(Exercise input)
>> BEGIN
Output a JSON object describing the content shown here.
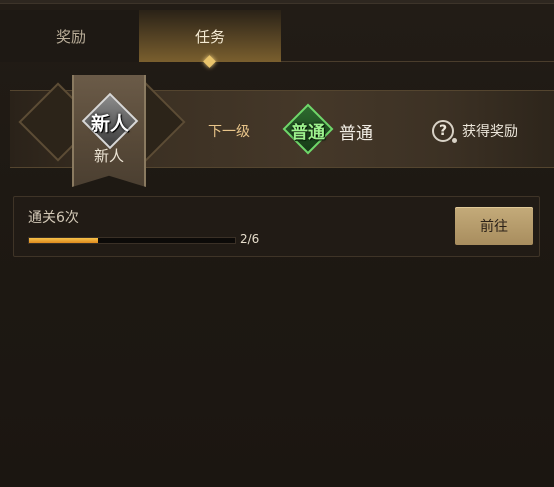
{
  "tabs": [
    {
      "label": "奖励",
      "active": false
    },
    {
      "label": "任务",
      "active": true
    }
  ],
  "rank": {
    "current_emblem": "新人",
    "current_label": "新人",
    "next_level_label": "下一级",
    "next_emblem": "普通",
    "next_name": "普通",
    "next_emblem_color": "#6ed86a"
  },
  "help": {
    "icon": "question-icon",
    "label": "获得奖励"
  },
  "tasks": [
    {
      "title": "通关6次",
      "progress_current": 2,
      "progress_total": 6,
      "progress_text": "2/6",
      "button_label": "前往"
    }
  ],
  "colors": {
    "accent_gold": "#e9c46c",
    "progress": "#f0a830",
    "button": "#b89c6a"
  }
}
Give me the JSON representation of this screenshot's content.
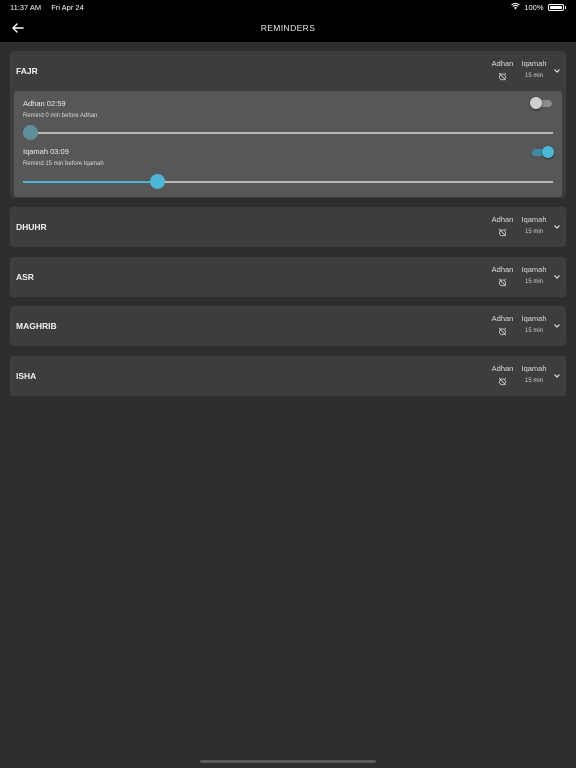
>> END
>> BEGIN
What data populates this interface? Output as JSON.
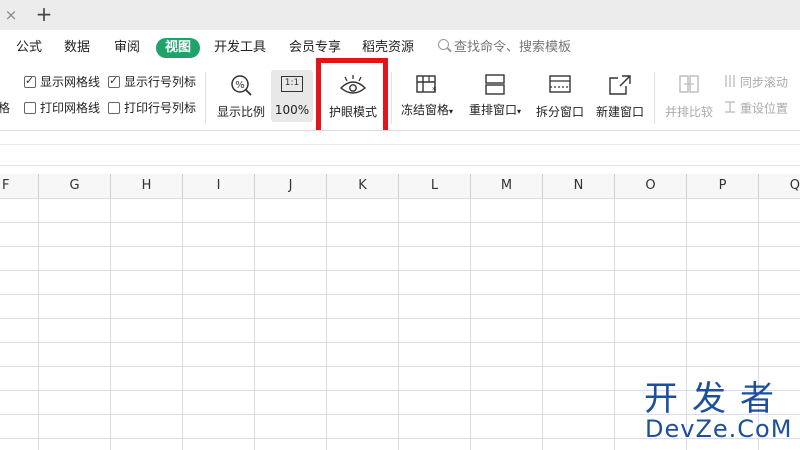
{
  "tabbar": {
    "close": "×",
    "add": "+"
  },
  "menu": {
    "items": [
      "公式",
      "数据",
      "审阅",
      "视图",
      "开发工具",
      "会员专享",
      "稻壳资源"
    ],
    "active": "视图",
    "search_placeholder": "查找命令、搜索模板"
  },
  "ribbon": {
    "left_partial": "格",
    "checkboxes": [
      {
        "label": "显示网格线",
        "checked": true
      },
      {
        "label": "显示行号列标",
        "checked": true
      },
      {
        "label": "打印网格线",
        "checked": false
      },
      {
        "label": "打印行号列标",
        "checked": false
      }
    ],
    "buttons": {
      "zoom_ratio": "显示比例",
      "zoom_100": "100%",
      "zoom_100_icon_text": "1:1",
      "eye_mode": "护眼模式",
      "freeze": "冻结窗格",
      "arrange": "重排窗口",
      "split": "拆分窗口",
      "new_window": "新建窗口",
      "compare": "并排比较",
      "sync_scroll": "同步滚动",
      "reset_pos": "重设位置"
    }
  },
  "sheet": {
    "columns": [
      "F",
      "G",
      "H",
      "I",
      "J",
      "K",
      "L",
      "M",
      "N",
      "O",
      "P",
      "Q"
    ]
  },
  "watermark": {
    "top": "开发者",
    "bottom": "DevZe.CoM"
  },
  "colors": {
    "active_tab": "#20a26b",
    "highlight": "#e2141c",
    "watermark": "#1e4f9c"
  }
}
>> END
>> BEGIN
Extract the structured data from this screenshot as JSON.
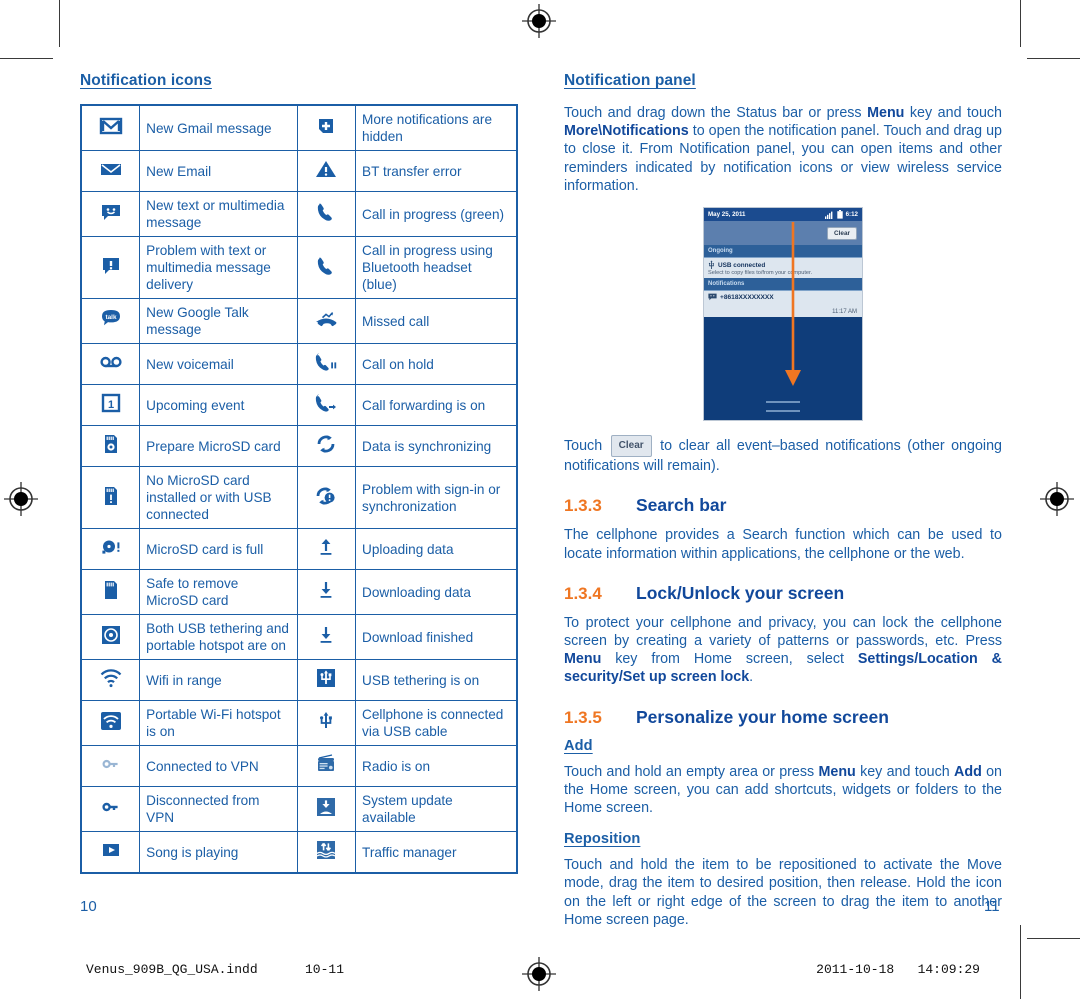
>> END
(Task to carry out) Pictures stay out: repeat exactly only the lines from the one with "Output a JSON" through the one with "Give me the".

(Solved problem)
Output a JSON object describing the content shown here.
{
  "tabs": [
    {
      "label": "奖励",
      "active": false
    },
    {
      "label": "任务",
      "active": true
    }
  ],
  "rank": {
    "current_emblem": "新人",
    "current_label": "新人",
    "next_level_label": "下一级",
    "next_emblem": "普通",
    "next_name": "普通",
    "next_emblem_color": "#6ed86a"
  },
  "help": {
    "icon": "question-icon",
    "label": "获得奖励"
  },
  "tasks": [
    {
      "title": "通关6次",
      "progress_current": 2,
      "progress_total": 6,
      "progress_text": "2/6",
      "button_label": "前往"
    }
  ],
  "colors": {
    "accent_gold": "#e9c46c",
    "progress": "#f0a830",
    "button": "#b89c6a"
  }
}
Give me the JSON representation of this screenshot's content.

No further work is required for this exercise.